__Stated exercise__. Copy all the data exactly, except the pictures.

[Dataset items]
▼
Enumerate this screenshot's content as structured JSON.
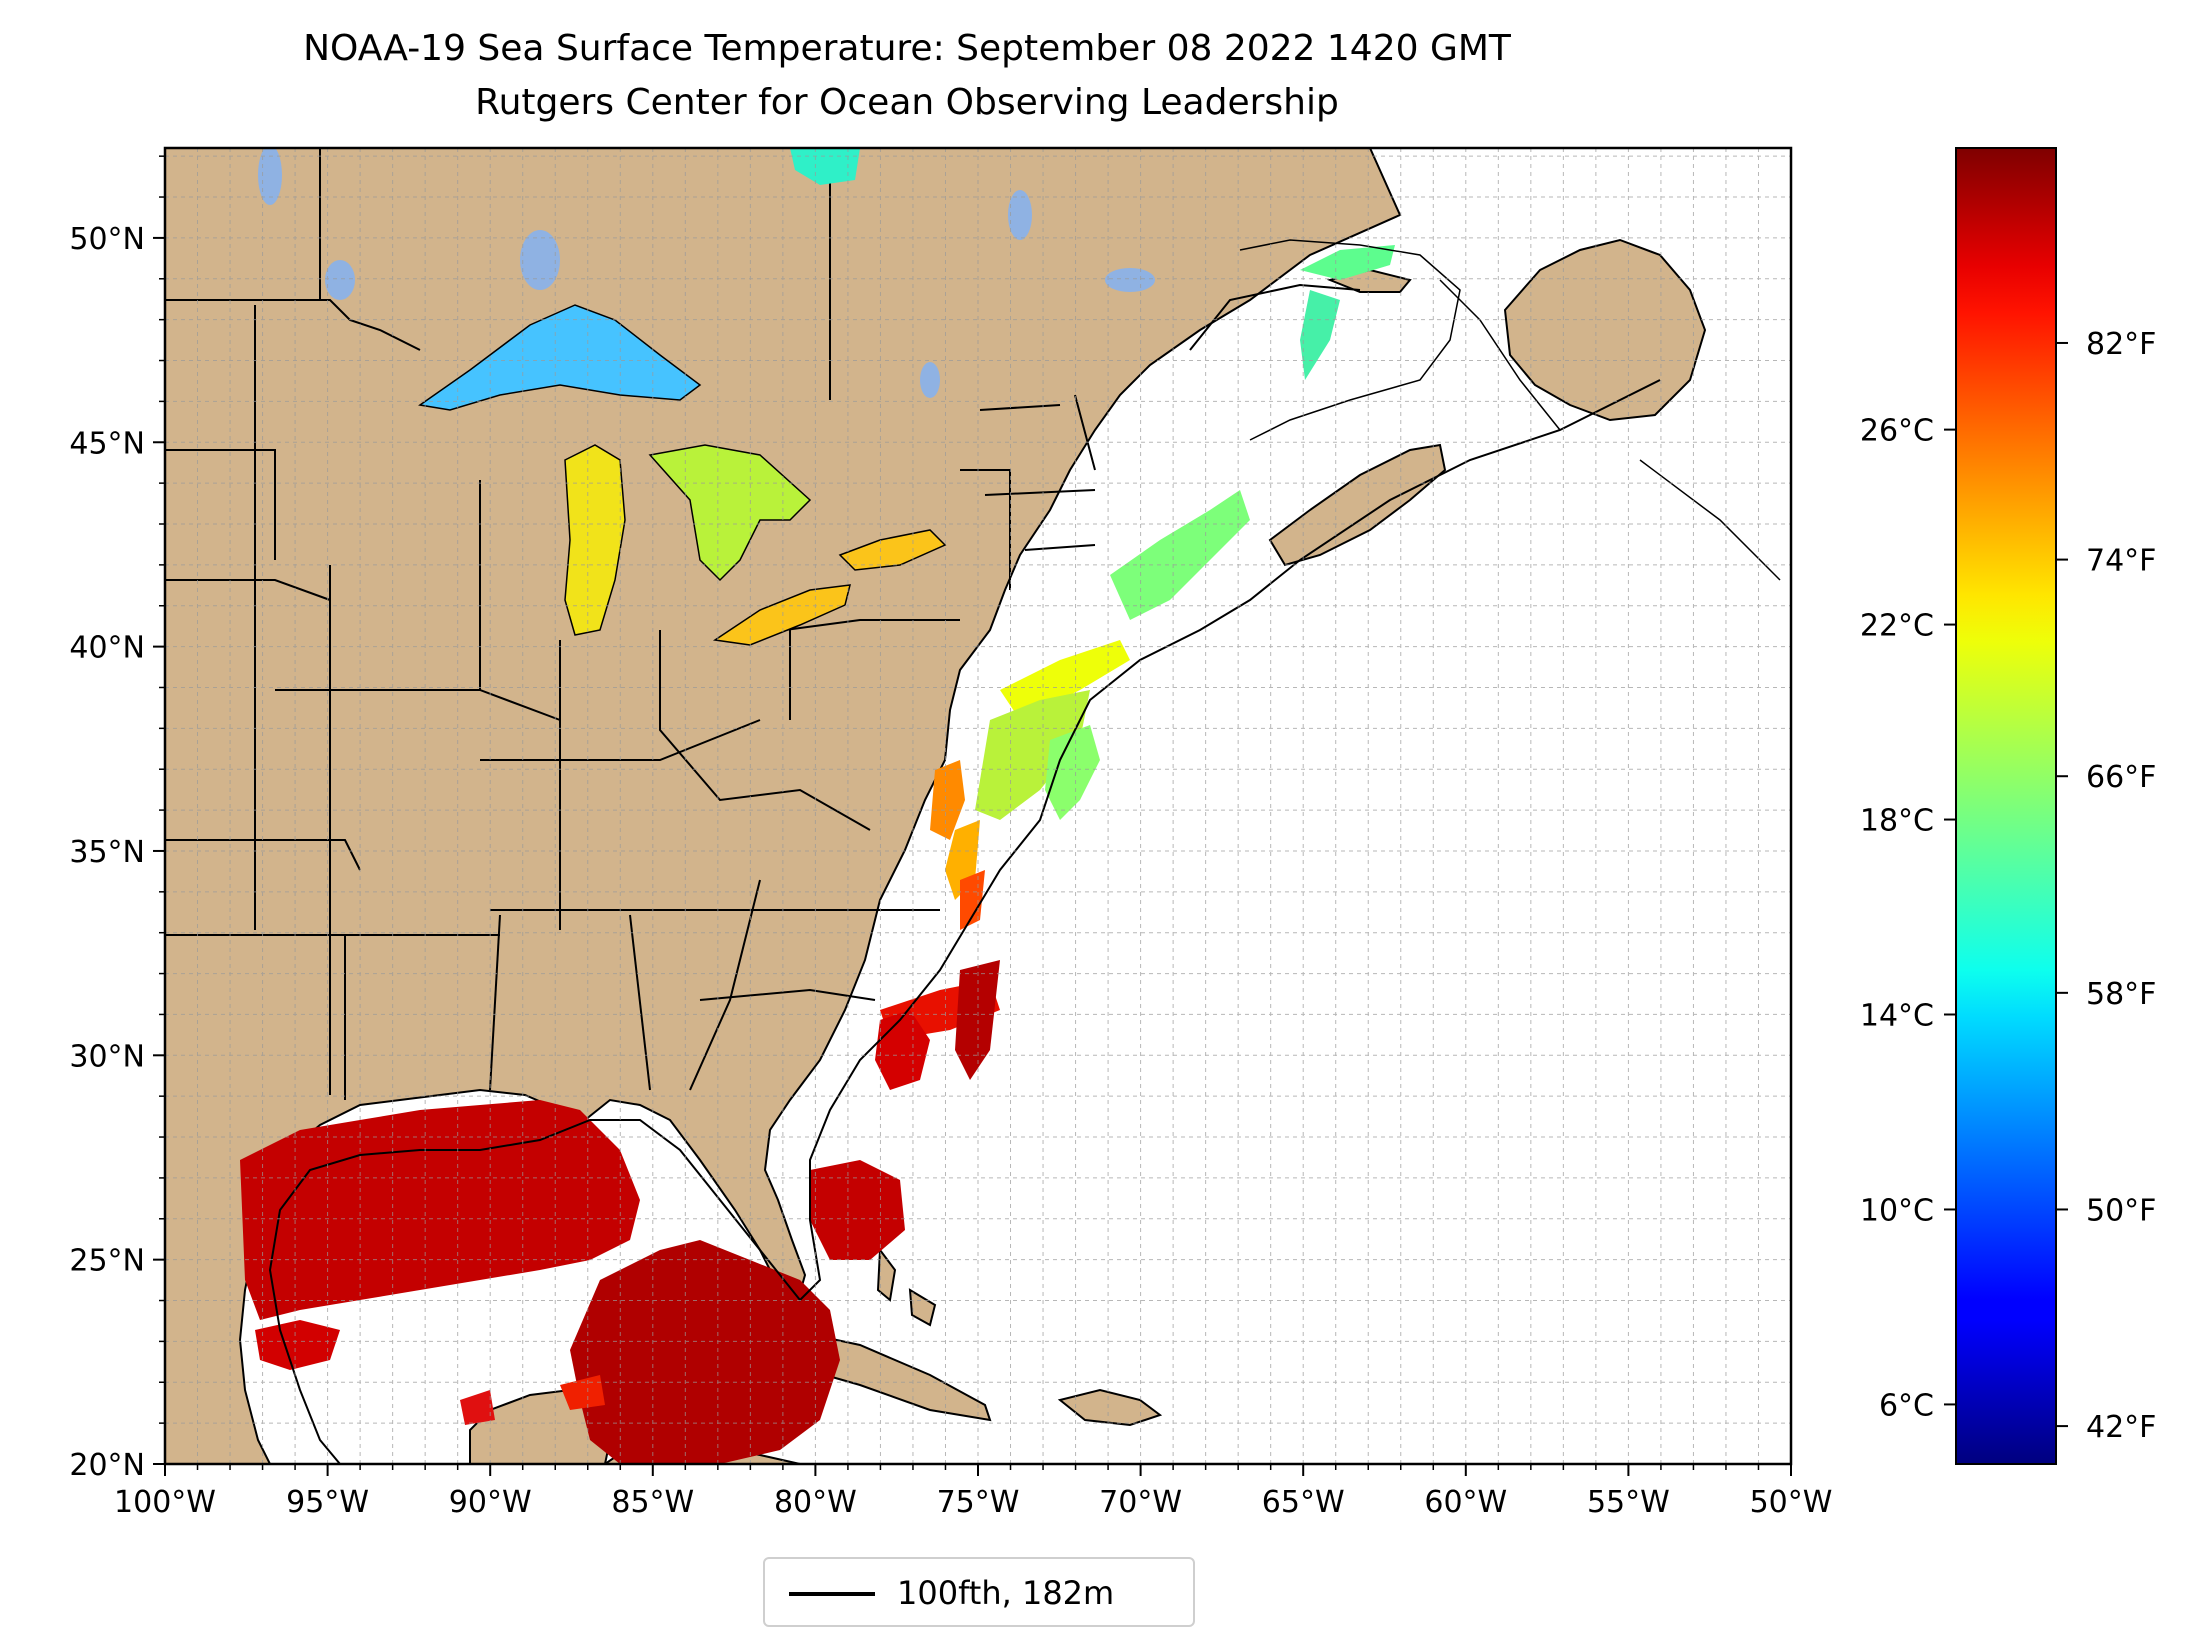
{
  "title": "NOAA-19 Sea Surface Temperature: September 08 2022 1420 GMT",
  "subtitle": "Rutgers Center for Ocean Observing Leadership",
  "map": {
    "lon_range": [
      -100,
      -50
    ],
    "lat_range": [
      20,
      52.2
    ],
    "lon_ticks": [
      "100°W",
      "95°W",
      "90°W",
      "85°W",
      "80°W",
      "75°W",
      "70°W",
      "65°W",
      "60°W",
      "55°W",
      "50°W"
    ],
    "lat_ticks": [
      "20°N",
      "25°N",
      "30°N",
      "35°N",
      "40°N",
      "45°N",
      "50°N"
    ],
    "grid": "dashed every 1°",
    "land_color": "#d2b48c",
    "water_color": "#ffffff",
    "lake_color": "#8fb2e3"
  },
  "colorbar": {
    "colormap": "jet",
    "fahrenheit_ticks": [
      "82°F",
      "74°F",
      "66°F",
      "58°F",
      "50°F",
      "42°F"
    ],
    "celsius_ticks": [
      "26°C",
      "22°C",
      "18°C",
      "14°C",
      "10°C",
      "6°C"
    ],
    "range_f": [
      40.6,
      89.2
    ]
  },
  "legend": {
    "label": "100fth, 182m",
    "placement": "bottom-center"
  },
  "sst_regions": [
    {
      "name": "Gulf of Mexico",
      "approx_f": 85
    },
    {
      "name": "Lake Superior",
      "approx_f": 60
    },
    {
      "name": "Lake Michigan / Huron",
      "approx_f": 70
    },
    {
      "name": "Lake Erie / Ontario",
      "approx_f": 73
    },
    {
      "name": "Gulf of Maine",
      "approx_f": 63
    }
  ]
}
▲
__The result__.
Enumerate this screenshot's content as structured JSON.
{
  "title": "NOAA-19 Sea Surface Temperature: September 08 2022 1420 GMT",
  "subtitle": "Rutgers Center for Ocean Observing Leadership",
  "map": {
    "lon_range": [
      -100,
      -50
    ],
    "lat_range": [
      20,
      52.2
    ],
    "lon_ticks": [
      "100°W",
      "95°W",
      "90°W",
      "85°W",
      "80°W",
      "75°W",
      "70°W",
      "65°W",
      "60°W",
      "55°W",
      "50°W"
    ],
    "lat_ticks": [
      "20°N",
      "25°N",
      "30°N",
      "35°N",
      "40°N",
      "45°N",
      "50°N"
    ],
    "grid": "dashed every 1°",
    "land_color": "#d2b48c",
    "water_color": "#ffffff",
    "lake_color": "#8fb2e3"
  },
  "colorbar": {
    "colormap": "jet",
    "fahrenheit_ticks": [
      "82°F",
      "74°F",
      "66°F",
      "58°F",
      "50°F",
      "42°F"
    ],
    "celsius_ticks": [
      "26°C",
      "22°C",
      "18°C",
      "14°C",
      "10°C",
      "6°C"
    ],
    "range_f": [
      40.6,
      89.2
    ]
  },
  "legend": {
    "label": "100fth, 182m",
    "placement": "bottom-center"
  },
  "sst_regions": [
    {
      "name": "Gulf of Mexico",
      "approx_f": 85
    },
    {
      "name": "Lake Superior",
      "approx_f": 60
    },
    {
      "name": "Lake Michigan / Huron",
      "approx_f": 70
    },
    {
      "name": "Lake Erie / Ontario",
      "approx_f": 73
    },
    {
      "name": "Gulf of Maine",
      "approx_f": 63
    }
  ]
}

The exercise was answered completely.